### INFORMATION SUPPLIED
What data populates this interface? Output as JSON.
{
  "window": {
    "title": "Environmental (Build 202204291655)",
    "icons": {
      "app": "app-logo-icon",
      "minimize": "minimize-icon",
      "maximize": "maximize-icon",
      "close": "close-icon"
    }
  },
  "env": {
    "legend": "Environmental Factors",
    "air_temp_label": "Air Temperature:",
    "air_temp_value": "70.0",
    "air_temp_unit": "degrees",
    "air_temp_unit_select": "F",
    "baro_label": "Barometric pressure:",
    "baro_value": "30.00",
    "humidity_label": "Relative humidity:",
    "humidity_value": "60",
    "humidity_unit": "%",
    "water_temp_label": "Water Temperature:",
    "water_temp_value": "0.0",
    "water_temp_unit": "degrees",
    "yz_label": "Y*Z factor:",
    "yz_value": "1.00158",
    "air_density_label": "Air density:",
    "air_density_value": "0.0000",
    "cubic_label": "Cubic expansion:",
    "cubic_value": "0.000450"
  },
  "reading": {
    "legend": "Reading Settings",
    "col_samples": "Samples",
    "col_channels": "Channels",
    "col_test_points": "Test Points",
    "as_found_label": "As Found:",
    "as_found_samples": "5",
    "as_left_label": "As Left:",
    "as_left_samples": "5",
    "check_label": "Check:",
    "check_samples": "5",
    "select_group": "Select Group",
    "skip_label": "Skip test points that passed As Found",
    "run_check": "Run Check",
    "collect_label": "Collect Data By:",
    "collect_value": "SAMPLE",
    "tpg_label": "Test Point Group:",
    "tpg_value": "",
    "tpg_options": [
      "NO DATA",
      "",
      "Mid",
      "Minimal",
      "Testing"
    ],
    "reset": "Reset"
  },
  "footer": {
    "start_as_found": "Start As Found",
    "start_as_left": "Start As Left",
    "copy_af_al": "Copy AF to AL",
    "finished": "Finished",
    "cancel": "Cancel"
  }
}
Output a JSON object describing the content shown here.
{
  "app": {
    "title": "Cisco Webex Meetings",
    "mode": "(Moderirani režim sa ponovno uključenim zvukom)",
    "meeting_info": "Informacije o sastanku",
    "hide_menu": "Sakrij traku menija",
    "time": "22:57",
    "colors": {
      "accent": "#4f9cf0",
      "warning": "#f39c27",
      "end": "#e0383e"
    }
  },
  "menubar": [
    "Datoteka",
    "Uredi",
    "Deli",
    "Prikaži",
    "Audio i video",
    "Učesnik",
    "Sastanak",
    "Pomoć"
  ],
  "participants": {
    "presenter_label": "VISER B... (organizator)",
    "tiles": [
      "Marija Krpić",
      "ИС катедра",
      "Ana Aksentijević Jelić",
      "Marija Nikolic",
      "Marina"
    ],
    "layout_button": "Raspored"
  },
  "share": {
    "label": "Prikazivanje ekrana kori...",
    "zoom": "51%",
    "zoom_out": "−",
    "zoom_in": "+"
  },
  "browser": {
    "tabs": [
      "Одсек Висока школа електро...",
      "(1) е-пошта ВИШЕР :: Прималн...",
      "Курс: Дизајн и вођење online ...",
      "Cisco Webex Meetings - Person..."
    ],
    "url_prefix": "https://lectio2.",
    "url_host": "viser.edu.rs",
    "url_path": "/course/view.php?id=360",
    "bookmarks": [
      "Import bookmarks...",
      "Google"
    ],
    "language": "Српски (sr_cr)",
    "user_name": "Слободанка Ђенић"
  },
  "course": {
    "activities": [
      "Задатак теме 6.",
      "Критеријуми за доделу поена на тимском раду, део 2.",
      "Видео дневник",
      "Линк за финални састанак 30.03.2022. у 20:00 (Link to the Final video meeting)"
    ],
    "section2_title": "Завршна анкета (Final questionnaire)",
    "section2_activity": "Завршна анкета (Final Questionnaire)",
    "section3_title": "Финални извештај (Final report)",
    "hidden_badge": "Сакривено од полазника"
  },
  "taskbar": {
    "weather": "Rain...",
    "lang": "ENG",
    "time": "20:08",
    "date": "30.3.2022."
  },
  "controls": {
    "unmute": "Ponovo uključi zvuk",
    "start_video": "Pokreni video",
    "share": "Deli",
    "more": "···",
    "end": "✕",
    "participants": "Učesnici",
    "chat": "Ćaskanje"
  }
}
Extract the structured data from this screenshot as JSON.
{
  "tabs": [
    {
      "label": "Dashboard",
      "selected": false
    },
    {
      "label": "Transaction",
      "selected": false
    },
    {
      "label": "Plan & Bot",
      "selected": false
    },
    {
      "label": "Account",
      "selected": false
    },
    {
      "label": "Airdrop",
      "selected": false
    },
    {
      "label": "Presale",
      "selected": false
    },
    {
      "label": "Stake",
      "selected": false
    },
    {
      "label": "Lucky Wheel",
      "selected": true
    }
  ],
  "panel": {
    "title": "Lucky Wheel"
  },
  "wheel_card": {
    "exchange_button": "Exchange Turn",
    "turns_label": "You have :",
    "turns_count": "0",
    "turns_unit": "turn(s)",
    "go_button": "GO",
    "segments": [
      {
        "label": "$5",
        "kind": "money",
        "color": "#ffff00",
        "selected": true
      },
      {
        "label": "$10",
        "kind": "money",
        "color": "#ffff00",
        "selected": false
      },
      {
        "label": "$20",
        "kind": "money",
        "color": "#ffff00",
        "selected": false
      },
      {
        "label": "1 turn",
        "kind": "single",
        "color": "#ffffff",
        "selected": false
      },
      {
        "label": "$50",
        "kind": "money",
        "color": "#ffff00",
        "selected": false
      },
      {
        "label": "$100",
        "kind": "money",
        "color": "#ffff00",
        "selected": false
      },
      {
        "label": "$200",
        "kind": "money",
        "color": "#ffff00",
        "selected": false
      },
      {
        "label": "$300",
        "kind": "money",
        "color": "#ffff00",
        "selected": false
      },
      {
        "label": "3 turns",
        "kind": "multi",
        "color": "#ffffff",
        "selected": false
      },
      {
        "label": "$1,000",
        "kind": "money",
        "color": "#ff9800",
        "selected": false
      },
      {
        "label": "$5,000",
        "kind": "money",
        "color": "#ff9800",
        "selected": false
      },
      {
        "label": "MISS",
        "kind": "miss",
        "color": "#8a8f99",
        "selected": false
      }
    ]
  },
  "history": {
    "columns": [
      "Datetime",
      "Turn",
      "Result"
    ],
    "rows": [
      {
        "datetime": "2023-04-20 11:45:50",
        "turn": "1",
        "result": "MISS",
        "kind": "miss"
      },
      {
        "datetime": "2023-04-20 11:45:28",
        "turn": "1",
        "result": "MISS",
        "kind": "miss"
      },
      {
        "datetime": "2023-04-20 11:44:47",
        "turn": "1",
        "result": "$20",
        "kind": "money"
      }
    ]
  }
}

### PROBLEM TO SOLVE
Set down all of the data above, word for word.

### RESPONSE BELOW
What data populates this interface? Output as JSON.
{
  "window": {
    "title": "Environmental (Build 202204291655)",
    "icons": {
      "app": "app-logo-icon",
      "minimize": "minimize-icon",
      "maximize": "maximize-icon",
      "close": "close-icon"
    }
  },
  "env": {
    "legend": "Environmental Factors",
    "air_temp_label": "Air Temperature:",
    "air_temp_value": "70.0",
    "air_temp_unit": "degrees",
    "air_temp_unit_select": "F",
    "baro_label": "Barometric pressure:",
    "baro_value": "30.00",
    "humidity_label": "Relative humidity:",
    "humidity_value": "60",
    "humidity_unit": "%",
    "water_temp_label": "Water Temperature:",
    "water_temp_value": "0.0",
    "water_temp_unit": "degrees",
    "yz_label": "Y*Z factor:",
    "yz_value": "1.00158",
    "air_density_label": "Air density:",
    "air_density_value": "0.0000",
    "cubic_label": "Cubic expansion:",
    "cubic_value": "0.000450"
  },
  "reading": {
    "legend": "Reading Settings",
    "col_samples": "Samples",
    "col_channels": "Channels",
    "col_test_points": "Test Points",
    "as_found_label": "As Found:",
    "as_found_samples": "5",
    "as_left_label": "As Left:",
    "as_left_samples": "5",
    "check_label": "Check:",
    "check_samples": "5",
    "select_group": "Select Group",
    "skip_label": "Skip test points that passed As Found",
    "run_check": "Run Check",
    "collect_label": "Collect Data By:",
    "collect_value": "SAMPLE",
    "tpg_label": "Test Point Group:",
    "tpg_value": "",
    "tpg_options": [
      "NO DATA",
      "",
      "Mid",
      "Minimal",
      "Testing"
    ],
    "reset": "Reset"
  },
  "footer": {
    "start_as_found": "Start As Found",
    "start_as_left": "Start As Left",
    "copy_af_al": "Copy AF to AL",
    "finished": "Finished",
    "cancel": "Cancel"
  }
}
Output a JSON object describing the content shown here.
{
  "app": {
    "title": "Cisco Webex Meetings",
    "mode": "(Moderirani režim sa ponovno uključenim zvukom)",
    "meeting_info": "Informacije o sastanku",
    "hide_menu": "Sakrij traku menija",
    "time": "22:57",
    "colors": {
      "accent": "#4f9cf0",
      "warning": "#f39c27",
      "end": "#e0383e"
    }
  },
  "menubar": [
    "Datoteka",
    "Uredi",
    "Deli",
    "Prikaži",
    "Audio i video",
    "Učesnik",
    "Sastanak",
    "Pomoć"
  ],
  "participants": {
    "presenter_label": "VISER B... (organizator)",
    "tiles": [
      "Marija Krpić",
      "ИС катедра",
      "Ana Aksentijević Jelić",
      "Marija Nikolic",
      "Marina"
    ],
    "layout_button": "Raspored"
  },
  "share": {
    "label": "Prikazivanje ekrana kori...",
    "zoom": "51%",
    "zoom_out": "−",
    "zoom_in": "+"
  },
  "browser": {
    "tabs": [
      "Одсек Висока школа електро...",
      "(1) е-пошта ВИШЕР :: Прималн...",
      "Курс: Дизајн и вођење online ...",
      "Cisco Webex Meetings - Person..."
    ],
    "url_prefix": "https://lectio2.",
    "url_host": "viser.edu.rs",
    "url_path": "/course/view.php?id=360",
    "bookmarks": [
      "Import bookmarks...",
      "Google"
    ],
    "language": "Српски (sr_cr)",
    "user_name": "Слободанка Ђенић"
  },
  "course": {
    "activities": [
      "Задатак теме 6.",
      "Критеријуми за доделу поена на тимском раду, део 2.",
      "Видео дневник",
      "Линк за финални састанак 30.03.2022. у 20:00 (Link to the Final video meeting)"
    ],
    "section2_title": "Завршна анкета (Final questionnaire)",
    "section2_activity": "Завршна анкета (Final Questionnaire)",
    "section3_title": "Финални извештај (Final report)",
    "hidden_badge": "Сакривено од полазника"
  },
  "taskbar": {
    "weather": "Rain...",
    "lang": "ENG",
    "time": "20:08",
    "date": "30.3.2022."
  },
  "controls": {
    "unmute": "Ponovo uključi zvuk",
    "start_video": "Pokreni video",
    "share": "Deli",
    "more": "···",
    "end": "✕",
    "participants": "Učesnici",
    "chat": "Ćaskanje"
  }
}
Extract the structured data from this screenshot as JSON.
{
  "tabs": [
    {
      "label": "Dashboard",
      "selected": false
    },
    {
      "label": "Transaction",
      "selected": false
    },
    {
      "label": "Plan & Bot",
      "selected": false
    },
    {
      "label": "Account",
      "selected": false
    },
    {
      "label": "Airdrop",
      "selected": false
    },
    {
      "label": "Presale",
      "selected": false
    },
    {
      "label": "Stake",
      "selected": false
    },
    {
      "label": "Lucky Wheel",
      "selected": true
    }
  ],
  "panel": {
    "title": "Lucky Wheel"
  },
  "wheel_card": {
    "exchange_button": "Exchange Turn",
    "turns_label": "You have :",
    "turns_count": "0",
    "turns_unit": "turn(s)",
    "go_button": "GO",
    "segments": [
      {
        "label": "$5",
        "kind": "money",
        "color": "#ffff00",
        "selected": true
      },
      {
        "label": "$10",
        "kind": "money",
        "color": "#ffff00",
        "selected": false
      },
      {
        "label": "$20",
        "kind": "money",
        "color": "#ffff00",
        "selected": false
      },
      {
        "label": "1 turn",
        "kind": "single",
        "color": "#ffffff",
        "selected": false
      },
      {
        "label": "$50",
        "kind": "money",
        "color": "#ffff00",
        "selected": false
      },
      {
        "label": "$100",
        "kind": "money",
        "color": "#ffff00",
        "selected": false
      },
      {
        "label": "$200",
        "kind": "money",
        "color": "#ffff00",
        "selected": false
      },
      {
        "label": "$300",
        "kind": "money",
        "color": "#ffff00",
        "selected": false
      },
      {
        "label": "3 turns",
        "kind": "multi",
        "color": "#ffffff",
        "selected": false
      },
      {
        "label": "$1,000",
        "kind": "money",
        "color": "#ff9800",
        "selected": false
      },
      {
        "label": "$5,000",
        "kind": "money",
        "color": "#ff9800",
        "selected": false
      },
      {
        "label": "MISS",
        "kind": "miss",
        "color": "#8a8f99",
        "selected": false
      }
    ]
  },
  "history": {
    "columns": [
      "Datetime",
      "Turn",
      "Result"
    ],
    "rows": [
      {
        "datetime": "2023-04-20 11:45:50",
        "turn": "1",
        "result": "MISS",
        "kind": "miss"
      },
      {
        "datetime": "2023-04-20 11:45:28",
        "turn": "1",
        "result": "MISS",
        "kind": "miss"
      },
      {
        "datetime": "2023-04-20 11:44:47",
        "turn": "1",
        "result": "$20",
        "kind": "money"
      }
    ]
  }
}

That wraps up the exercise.